### [REQUIREMENT]
Show each line that has the string "Profit" in it.
################
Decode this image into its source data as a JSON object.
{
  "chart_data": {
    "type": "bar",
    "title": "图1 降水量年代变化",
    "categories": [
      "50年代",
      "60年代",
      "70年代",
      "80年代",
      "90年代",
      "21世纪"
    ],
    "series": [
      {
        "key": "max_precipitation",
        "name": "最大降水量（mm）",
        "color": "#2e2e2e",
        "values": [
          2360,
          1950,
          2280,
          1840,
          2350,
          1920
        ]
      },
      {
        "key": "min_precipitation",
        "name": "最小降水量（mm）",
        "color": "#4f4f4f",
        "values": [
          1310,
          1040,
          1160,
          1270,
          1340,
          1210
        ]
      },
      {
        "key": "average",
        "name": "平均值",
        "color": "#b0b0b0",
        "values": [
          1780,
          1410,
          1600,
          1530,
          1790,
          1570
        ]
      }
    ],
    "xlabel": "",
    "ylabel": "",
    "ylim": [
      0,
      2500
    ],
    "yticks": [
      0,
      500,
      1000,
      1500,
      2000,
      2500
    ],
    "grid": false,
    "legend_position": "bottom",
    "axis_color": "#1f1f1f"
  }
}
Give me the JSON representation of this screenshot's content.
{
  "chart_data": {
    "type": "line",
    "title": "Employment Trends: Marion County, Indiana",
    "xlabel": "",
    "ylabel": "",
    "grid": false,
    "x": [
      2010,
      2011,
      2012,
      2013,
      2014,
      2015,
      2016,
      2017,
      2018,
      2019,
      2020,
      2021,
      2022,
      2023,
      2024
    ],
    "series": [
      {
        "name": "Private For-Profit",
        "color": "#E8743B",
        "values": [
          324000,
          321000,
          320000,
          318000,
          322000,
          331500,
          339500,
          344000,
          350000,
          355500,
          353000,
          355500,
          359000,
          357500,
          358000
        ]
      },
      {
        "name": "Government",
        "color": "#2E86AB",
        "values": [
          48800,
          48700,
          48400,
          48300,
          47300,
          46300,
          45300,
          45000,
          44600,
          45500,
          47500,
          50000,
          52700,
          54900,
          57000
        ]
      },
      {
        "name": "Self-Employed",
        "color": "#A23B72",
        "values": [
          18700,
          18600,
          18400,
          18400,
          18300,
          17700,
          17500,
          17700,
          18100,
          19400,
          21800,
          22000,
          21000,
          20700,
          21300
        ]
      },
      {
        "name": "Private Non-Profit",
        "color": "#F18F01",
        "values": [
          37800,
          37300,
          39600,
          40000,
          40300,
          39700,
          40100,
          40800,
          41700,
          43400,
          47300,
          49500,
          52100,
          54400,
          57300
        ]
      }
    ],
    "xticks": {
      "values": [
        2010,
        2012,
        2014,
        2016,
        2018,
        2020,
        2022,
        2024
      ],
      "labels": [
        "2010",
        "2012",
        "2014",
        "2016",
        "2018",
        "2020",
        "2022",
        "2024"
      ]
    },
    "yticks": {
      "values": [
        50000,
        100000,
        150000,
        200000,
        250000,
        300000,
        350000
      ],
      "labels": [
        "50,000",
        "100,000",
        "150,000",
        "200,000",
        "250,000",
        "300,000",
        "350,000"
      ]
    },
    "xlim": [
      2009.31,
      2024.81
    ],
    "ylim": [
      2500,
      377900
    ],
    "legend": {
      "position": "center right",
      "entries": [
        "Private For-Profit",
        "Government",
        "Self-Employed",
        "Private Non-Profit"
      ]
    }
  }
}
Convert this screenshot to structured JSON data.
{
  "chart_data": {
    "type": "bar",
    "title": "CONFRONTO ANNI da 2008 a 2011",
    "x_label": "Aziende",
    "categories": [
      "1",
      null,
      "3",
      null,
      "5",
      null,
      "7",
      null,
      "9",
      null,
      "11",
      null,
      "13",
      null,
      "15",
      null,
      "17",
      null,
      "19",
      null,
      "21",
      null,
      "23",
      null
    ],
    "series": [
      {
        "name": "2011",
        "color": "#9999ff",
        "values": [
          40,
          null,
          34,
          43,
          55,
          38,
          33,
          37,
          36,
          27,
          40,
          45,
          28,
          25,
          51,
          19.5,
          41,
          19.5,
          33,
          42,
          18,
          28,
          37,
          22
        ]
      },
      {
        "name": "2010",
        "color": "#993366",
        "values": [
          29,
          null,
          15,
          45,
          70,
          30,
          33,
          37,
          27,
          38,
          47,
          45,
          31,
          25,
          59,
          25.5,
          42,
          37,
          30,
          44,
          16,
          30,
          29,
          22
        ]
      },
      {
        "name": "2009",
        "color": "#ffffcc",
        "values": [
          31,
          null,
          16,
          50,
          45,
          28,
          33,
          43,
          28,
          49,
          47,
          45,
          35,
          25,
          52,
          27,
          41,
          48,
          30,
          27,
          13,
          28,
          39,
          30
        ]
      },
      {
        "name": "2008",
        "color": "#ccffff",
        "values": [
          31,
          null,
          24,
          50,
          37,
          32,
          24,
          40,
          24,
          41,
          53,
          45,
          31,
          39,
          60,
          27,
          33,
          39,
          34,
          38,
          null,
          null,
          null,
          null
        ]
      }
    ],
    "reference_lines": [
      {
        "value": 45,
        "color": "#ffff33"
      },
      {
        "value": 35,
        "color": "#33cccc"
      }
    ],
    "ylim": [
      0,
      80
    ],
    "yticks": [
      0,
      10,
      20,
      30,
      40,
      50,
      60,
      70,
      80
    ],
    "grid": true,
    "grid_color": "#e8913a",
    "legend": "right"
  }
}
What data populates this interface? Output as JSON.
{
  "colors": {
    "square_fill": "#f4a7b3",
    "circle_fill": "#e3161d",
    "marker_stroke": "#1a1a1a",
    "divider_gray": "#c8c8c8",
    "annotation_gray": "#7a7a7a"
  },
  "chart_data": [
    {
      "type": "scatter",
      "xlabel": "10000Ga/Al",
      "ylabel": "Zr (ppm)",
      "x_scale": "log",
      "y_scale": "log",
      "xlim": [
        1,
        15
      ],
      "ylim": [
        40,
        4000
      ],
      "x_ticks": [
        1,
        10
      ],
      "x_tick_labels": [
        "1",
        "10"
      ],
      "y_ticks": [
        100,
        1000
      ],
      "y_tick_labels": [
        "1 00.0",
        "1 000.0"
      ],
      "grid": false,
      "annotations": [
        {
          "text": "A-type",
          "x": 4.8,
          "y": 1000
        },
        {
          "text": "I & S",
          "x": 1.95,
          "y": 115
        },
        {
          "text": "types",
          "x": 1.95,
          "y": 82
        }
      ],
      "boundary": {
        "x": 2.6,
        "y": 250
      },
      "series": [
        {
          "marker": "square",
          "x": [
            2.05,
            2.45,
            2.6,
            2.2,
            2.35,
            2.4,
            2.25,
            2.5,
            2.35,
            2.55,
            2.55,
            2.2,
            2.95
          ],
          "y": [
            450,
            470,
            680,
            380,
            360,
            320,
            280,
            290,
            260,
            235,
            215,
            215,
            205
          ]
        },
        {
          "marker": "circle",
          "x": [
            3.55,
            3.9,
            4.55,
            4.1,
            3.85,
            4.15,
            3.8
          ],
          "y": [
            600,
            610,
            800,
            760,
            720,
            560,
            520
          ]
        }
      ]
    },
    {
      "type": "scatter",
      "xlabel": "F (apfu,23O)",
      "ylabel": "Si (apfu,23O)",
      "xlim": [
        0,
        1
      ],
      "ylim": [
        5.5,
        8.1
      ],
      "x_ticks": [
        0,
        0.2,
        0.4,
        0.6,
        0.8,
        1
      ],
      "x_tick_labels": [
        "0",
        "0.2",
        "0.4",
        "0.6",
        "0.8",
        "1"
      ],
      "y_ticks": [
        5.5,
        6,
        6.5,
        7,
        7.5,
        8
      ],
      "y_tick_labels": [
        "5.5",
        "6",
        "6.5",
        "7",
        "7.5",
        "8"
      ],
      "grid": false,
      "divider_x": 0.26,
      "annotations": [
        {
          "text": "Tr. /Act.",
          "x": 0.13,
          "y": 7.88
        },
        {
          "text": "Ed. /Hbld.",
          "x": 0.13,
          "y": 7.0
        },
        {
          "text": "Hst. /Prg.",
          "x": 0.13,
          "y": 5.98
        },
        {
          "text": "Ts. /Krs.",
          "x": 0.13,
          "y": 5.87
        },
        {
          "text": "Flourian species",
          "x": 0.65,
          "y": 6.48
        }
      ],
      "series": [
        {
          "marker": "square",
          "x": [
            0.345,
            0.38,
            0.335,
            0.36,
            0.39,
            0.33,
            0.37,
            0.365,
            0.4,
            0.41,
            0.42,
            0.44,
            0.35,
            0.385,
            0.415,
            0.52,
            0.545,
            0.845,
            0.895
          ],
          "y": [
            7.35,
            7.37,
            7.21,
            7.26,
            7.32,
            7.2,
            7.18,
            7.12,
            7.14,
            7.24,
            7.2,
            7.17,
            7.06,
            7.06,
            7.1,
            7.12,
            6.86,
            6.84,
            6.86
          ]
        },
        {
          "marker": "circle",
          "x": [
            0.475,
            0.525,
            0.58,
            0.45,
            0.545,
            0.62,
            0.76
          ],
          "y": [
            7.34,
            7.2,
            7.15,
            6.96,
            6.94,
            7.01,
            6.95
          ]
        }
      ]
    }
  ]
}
################
### [RESULT]
        "name": "Private For-Profit",
        "name": "Private Non-Profit",
        "Private For-Profit",
        "Private Non-Profit"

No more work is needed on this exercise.